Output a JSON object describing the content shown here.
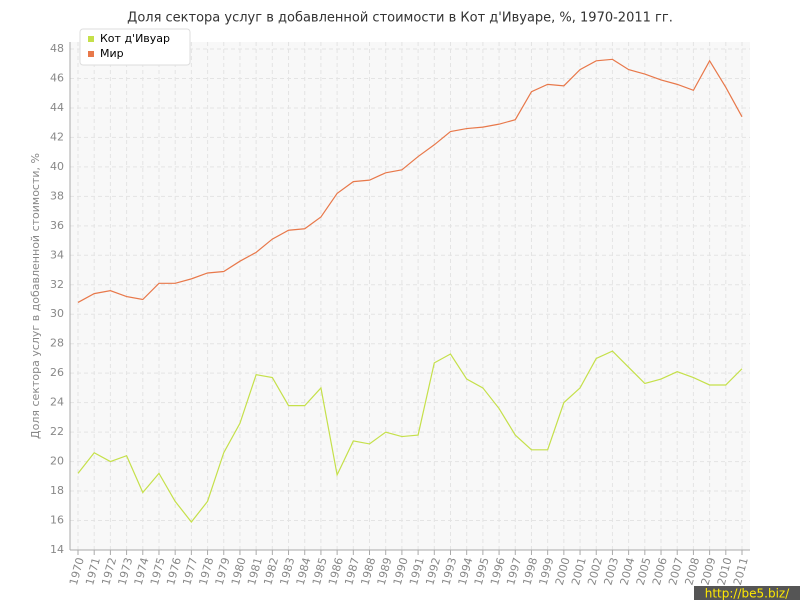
{
  "chart_data": {
    "type": "line",
    "title": "Доля сектора услуг в добавленной стоимости в Кот д'Ивуаре, %, 1970-2011 гг.",
    "y_label": "Доля сектора услуг в добавленной стоимости, %",
    "watermark": "http://be5.biz/",
    "categories": [
      "1970",
      "1971",
      "1972",
      "1973",
      "1974",
      "1975",
      "1976",
      "1977",
      "1978",
      "1979",
      "1980",
      "1981",
      "1982",
      "1983",
      "1984",
      "1985",
      "1986",
      "1987",
      "1988",
      "1989",
      "1990",
      "1991",
      "1992",
      "1993",
      "1994",
      "1995",
      "1996",
      "1997",
      "1998",
      "1999",
      "2000",
      "2001",
      "2002",
      "2003",
      "2004",
      "2005",
      "2006",
      "2007",
      "2008",
      "2009",
      "2010",
      "2011"
    ],
    "series": [
      {
        "name": "Кот д'Ивуар",
        "color": "#c5e04a",
        "values": [
          19.2,
          20.6,
          20.0,
          20.4,
          17.9,
          19.2,
          17.3,
          15.9,
          17.3,
          20.6,
          22.6,
          25.9,
          25.7,
          23.8,
          23.8,
          25.0,
          19.1,
          21.4,
          21.2,
          22.0,
          21.7,
          21.8,
          26.7,
          27.3,
          25.6,
          25.0,
          23.6,
          21.8,
          20.8,
          20.8,
          24.0,
          25.0,
          27.0,
          27.5,
          26.4,
          25.3,
          25.6,
          26.1,
          25.7,
          25.2,
          25.2,
          26.3
        ]
      },
      {
        "name": "Мир",
        "color": "#e8784a",
        "values": [
          30.8,
          31.4,
          31.6,
          31.2,
          31.0,
          32.1,
          32.1,
          32.4,
          32.8,
          32.9,
          33.6,
          34.2,
          35.1,
          35.7,
          35.8,
          36.6,
          38.2,
          39.0,
          39.1,
          39.6,
          39.8,
          40.7,
          41.5,
          42.4,
          42.6,
          42.7,
          42.9,
          43.2,
          45.1,
          45.6,
          45.5,
          46.6,
          47.2,
          47.3,
          46.6,
          46.3,
          45.9,
          45.6,
          45.2,
          47.2,
          45.4,
          43.4
        ]
      }
    ],
    "ylim": [
      14,
      48
    ],
    "yticks": [
      14,
      16,
      18,
      20,
      22,
      24,
      26,
      28,
      30,
      32,
      34,
      36,
      38,
      40,
      42,
      44,
      46,
      48
    ],
    "grid": true,
    "legend": "upper-left"
  }
}
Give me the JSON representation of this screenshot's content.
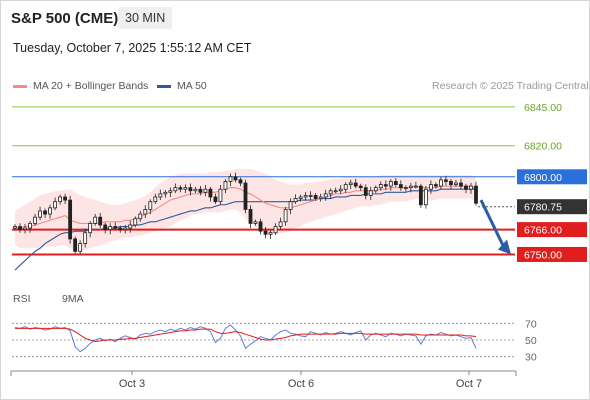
{
  "header": {
    "title": "S&P 500 (CME)",
    "timeframe": "30 MIN",
    "datetime": "Tuesday, October 7, 2025 1:55:12 AM CET"
  },
  "legend": {
    "ma20_label": "MA 20 + Bollinger Bands",
    "ma50_label": "MA 50",
    "credit": "Research © 2025 Trading Central",
    "rsi_label": "RSI",
    "rsi_ma_label": "9MA"
  },
  "colors": {
    "ma20": "#f28b82",
    "ma50": "#2f5b9a",
    "band_fill": "#fde0e0",
    "resistance_green": "#8cc63f",
    "pivot_blue": "#2a6fdb",
    "support_red": "#e01e1e",
    "current_price_bg": "#333333",
    "rsi": "#5b7fd6",
    "rsi_ma": "#e01e1e",
    "arrow": "#2a5ca8"
  },
  "chart_data": {
    "type": "candlestick",
    "x_ticks": [
      "Oct 3",
      "Oct 6",
      "Oct 7"
    ],
    "ylim": [
      6740,
      6852
    ],
    "levels": [
      {
        "value": 6845.0,
        "label": "6845.00",
        "kind": "resistance"
      },
      {
        "value": 6820.0,
        "label": "6820.00",
        "kind": "resistance"
      },
      {
        "value": 6800.0,
        "label": "6800.00",
        "kind": "pivot"
      },
      {
        "value": 6766.0,
        "label": "6766.00",
        "kind": "support"
      },
      {
        "value": 6750.0,
        "label": "6750.00",
        "kind": "support"
      }
    ],
    "current_price": {
      "value": 6780.75,
      "label": "6780.75"
    },
    "forecast_arrow": {
      "from": 6785,
      "to": 6750
    },
    "price_series": [
      6768,
      6766,
      6767,
      6770,
      6774,
      6778,
      6776,
      6780,
      6784,
      6787,
      6785,
      6760,
      6752,
      6757,
      6764,
      6770,
      6774,
      6769,
      6766,
      6768,
      6767,
      6766,
      6767,
      6769,
      6773,
      6776,
      6779,
      6784,
      6787,
      6789,
      6790,
      6791,
      6793,
      6792,
      6793,
      6791,
      6792,
      6790,
      6792,
      6787,
      6784,
      6792,
      6797,
      6800,
      6798,
      6796,
      6779,
      6770,
      6771,
      6765,
      6763,
      6764,
      6768,
      6771,
      6779,
      6784,
      6786,
      6787,
      6788,
      6788,
      6786,
      6787,
      6789,
      6791,
      6791,
      6792,
      6795,
      6796,
      6794,
      6793,
      6788,
      6791,
      6793,
      6795,
      6794,
      6797,
      6795,
      6793,
      6793,
      6794,
      6794,
      6782,
      6792,
      6795,
      6794,
      6798,
      6797,
      6795,
      6796,
      6794,
      6792,
      6794,
      6783
    ],
    "ma20_series": [
      6767,
      6767,
      6768,
      6768,
      6769,
      6770,
      6771,
      6772,
      6773,
      6774,
      6775,
      6772,
      6771,
      6770,
      6770,
      6770,
      6770,
      6770,
      6771,
      6771,
      6771,
      6771,
      6772,
      6772,
      6773,
      6774,
      6776,
      6777,
      6779,
      6781,
      6783,
      6785,
      6786,
      6787,
      6788,
      6789,
      6789,
      6789,
      6790,
      6790,
      6790,
      6791,
      6792,
      6793,
      6793,
      6792,
      6790,
      6789,
      6787,
      6785,
      6783,
      6782,
      6781,
      6780,
      6780,
      6780,
      6781,
      6782,
      6783,
      6784,
      6785,
      6786,
      6787,
      6788,
      6789,
      6789,
      6790,
      6790,
      6791,
      6791,
      6791,
      6791,
      6791,
      6792,
      6792,
      6793,
      6793,
      6793,
      6793,
      6793,
      6794,
      6793,
      6793,
      6793,
      6793,
      6794,
      6794,
      6794,
      6794,
      6794,
      6794,
      6794,
      6792
    ],
    "ma50_series": [
      6740,
      6743,
      6746,
      6749,
      6752,
      6754,
      6757,
      6759,
      6761,
      6763,
      6764,
      6764,
      6765,
      6765,
      6765,
      6766,
      6766,
      6766,
      6767,
      6767,
      6767,
      6768,
      6768,
      6768,
      6769,
      6769,
      6770,
      6771,
      6771,
      6772,
      6773,
      6774,
      6775,
      6776,
      6777,
      6778,
      6778,
      6779,
      6780,
      6780,
      6781,
      6782,
      6782,
      6783,
      6784,
      6784,
      6784,
      6784,
      6784,
      6784,
      6784,
      6784,
      6784,
      6784,
      6784,
      6784,
      6784,
      6785,
      6785,
      6785,
      6785,
      6786,
      6786,
      6786,
      6787,
      6787,
      6787,
      6788,
      6788,
      6788,
      6789,
      6789,
      6789,
      6789,
      6790,
      6790,
      6790,
      6790,
      6790,
      6791,
      6791,
      6791,
      6791,
      6791,
      6791,
      6792,
      6792,
      6792,
      6792,
      6792,
      6792,
      6792,
      6792
    ],
    "band_upper_series": [
      6778,
      6780,
      6782,
      6784,
      6786,
      6788,
      6789,
      6790,
      6791,
      6791,
      6792,
      6792,
      6790,
      6788,
      6787,
      6786,
      6785,
      6784,
      6783,
      6782,
      6782,
      6782,
      6783,
      6784,
      6785,
      6786,
      6788,
      6790,
      6793,
      6796,
      6798,
      6800,
      6801,
      6802,
      6802,
      6802,
      6802,
      6802,
      6802,
      6803,
      6803,
      6803,
      6804,
      6804,
      6805,
      6805,
      6805,
      6805,
      6804,
      6803,
      6802,
      6800,
      6798,
      6797,
      6796,
      6795,
      6795,
      6795,
      6796,
      6796,
      6797,
      6797,
      6798,
      6798,
      6799,
      6799,
      6800,
      6800,
      6800,
      6800,
      6800,
      6800,
      6800,
      6801,
      6801,
      6801,
      6801,
      6801,
      6801,
      6801,
      6801,
      6801,
      6801,
      6801,
      6801,
      6801,
      6801,
      6801,
      6801,
      6801,
      6801,
      6801,
      6800
    ],
    "band_lower_series": [
      6756,
      6754,
      6754,
      6754,
      6754,
      6754,
      6755,
      6755,
      6755,
      6756,
      6756,
      6754,
      6752,
      6752,
      6753,
      6754,
      6755,
      6756,
      6757,
      6758,
      6759,
      6760,
      6761,
      6761,
      6762,
      6762,
      6763,
      6764,
      6765,
      6766,
      6767,
      6768,
      6770,
      6772,
      6773,
      6775,
      6776,
      6776,
      6777,
      6777,
      6777,
      6777,
      6778,
      6779,
      6779,
      6777,
      6773,
      6770,
      6768,
      6766,
      6764,
      6763,
      6763,
      6763,
      6764,
      6765,
      6767,
      6768,
      6770,
      6771,
      6772,
      6773,
      6774,
      6775,
      6776,
      6777,
      6778,
      6779,
      6780,
      6781,
      6781,
      6781,
      6782,
      6782,
      6783,
      6784,
      6784,
      6784,
      6784,
      6785,
      6786,
      6785,
      6785,
      6785,
      6785,
      6786,
      6786,
      6786,
      6786,
      6786,
      6786,
      6786,
      6784
    ],
    "rsi": {
      "ylim": [
        20,
        80
      ],
      "ticks": [
        70,
        50,
        30
      ],
      "rsi_series": [
        65,
        64,
        66,
        63,
        65,
        64,
        62,
        63,
        66,
        64,
        65,
        61,
        42,
        36,
        40,
        46,
        50,
        52,
        49,
        51,
        48,
        52,
        55,
        53,
        51,
        56,
        58,
        57,
        60,
        62,
        60,
        63,
        61,
        64,
        62,
        65,
        63,
        66,
        64,
        60,
        47,
        52,
        64,
        68,
        62,
        55,
        40,
        45,
        49,
        54,
        52,
        50,
        56,
        60,
        62,
        58,
        57,
        55,
        54,
        60,
        58,
        56,
        59,
        57,
        58,
        60,
        58,
        56,
        59,
        61,
        50,
        56,
        58,
        56,
        54,
        58,
        57,
        55,
        57,
        56,
        55,
        45,
        55,
        57,
        56,
        59,
        57,
        55,
        56,
        54,
        52,
        53,
        40
      ],
      "ma_series": [
        64,
        64,
        64,
        64,
        64,
        64,
        64,
        64,
        64,
        64,
        64,
        63,
        60,
        56,
        52,
        50,
        48,
        49,
        50,
        50,
        50,
        51,
        51,
        52,
        52,
        53,
        54,
        55,
        56,
        57,
        58,
        59,
        60,
        61,
        61,
        62,
        62,
        63,
        63,
        63,
        60,
        58,
        58,
        59,
        60,
        59,
        57,
        55,
        53,
        51,
        50,
        50,
        51,
        52,
        53,
        55,
        56,
        57,
        57,
        57,
        57,
        57,
        57,
        57,
        57,
        58,
        58,
        58,
        58,
        58,
        57,
        57,
        57,
        57,
        57,
        57,
        57,
        57,
        57,
        57,
        57,
        56,
        56,
        56,
        56,
        56,
        56,
        56,
        56,
        56,
        55,
        55,
        54
      ]
    }
  }
}
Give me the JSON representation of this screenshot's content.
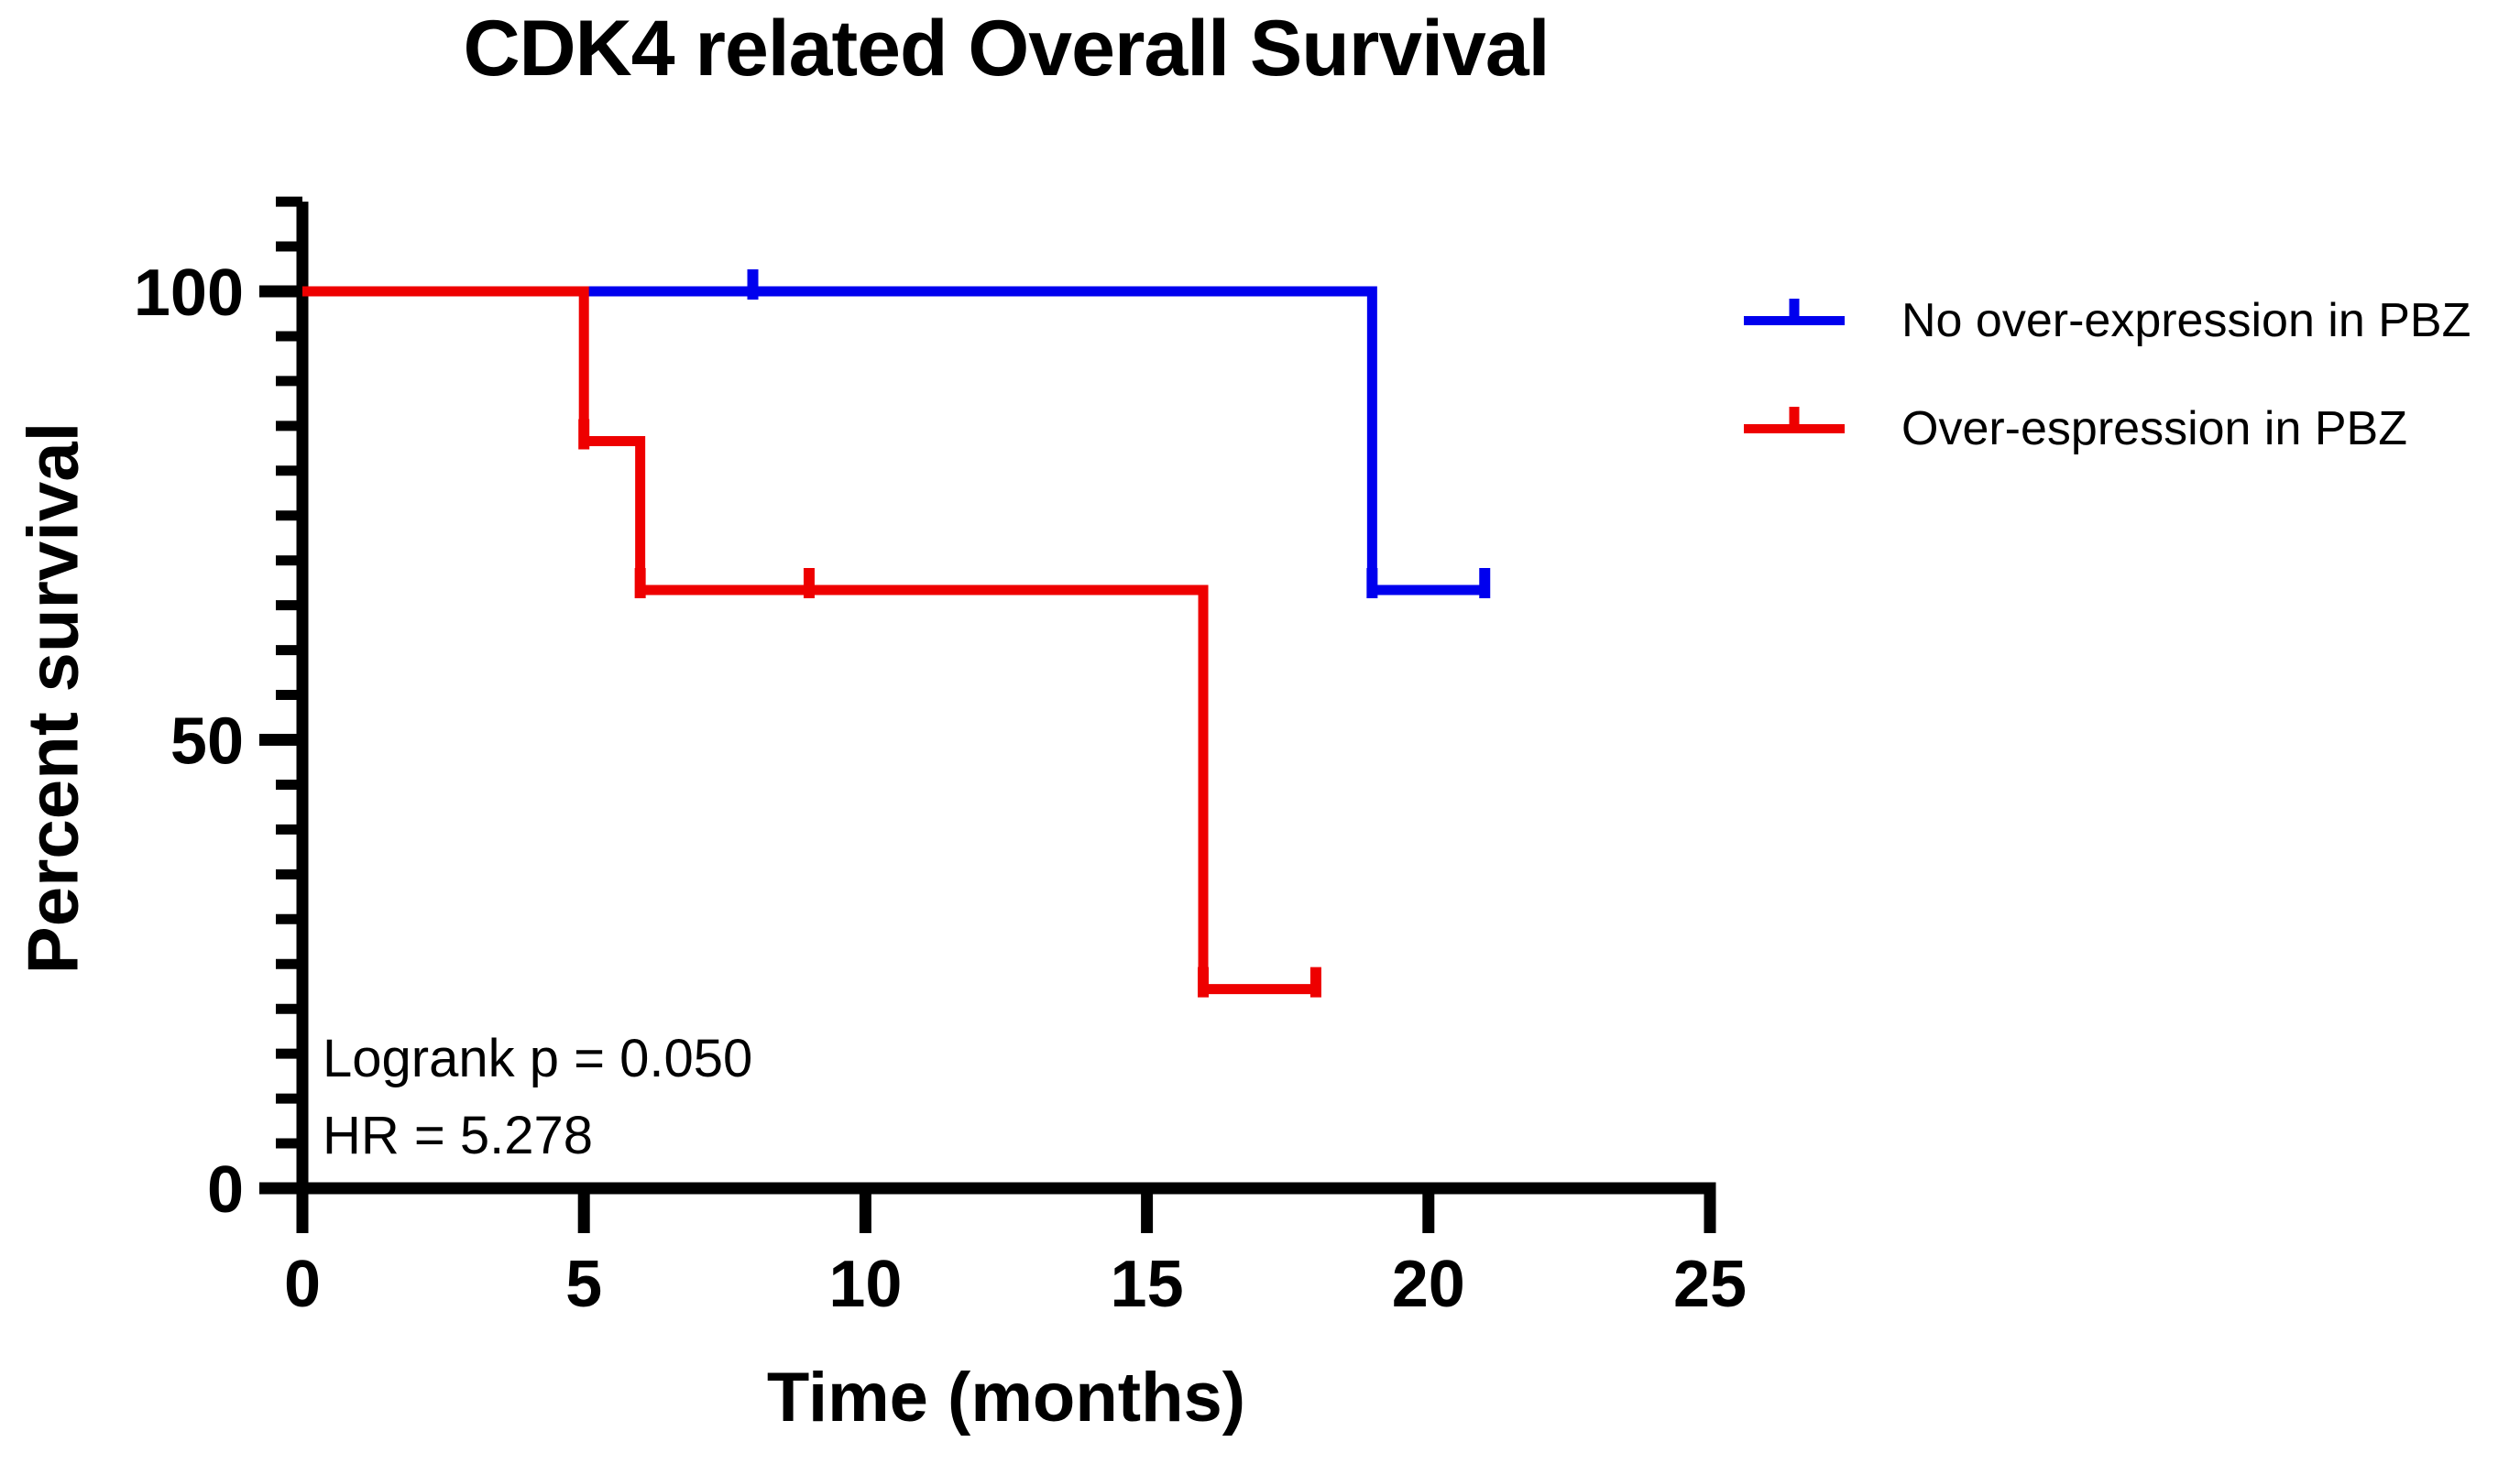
============
What you should do:
Show the lines of the data that hold the word "title".

Answer for this exercise:
    "title": "Доля сектора услуг в добавленной стоимости в Кот д'Ивуаре, %, 1970-2011 гг.",
    "title": "S&P 500 (CME)",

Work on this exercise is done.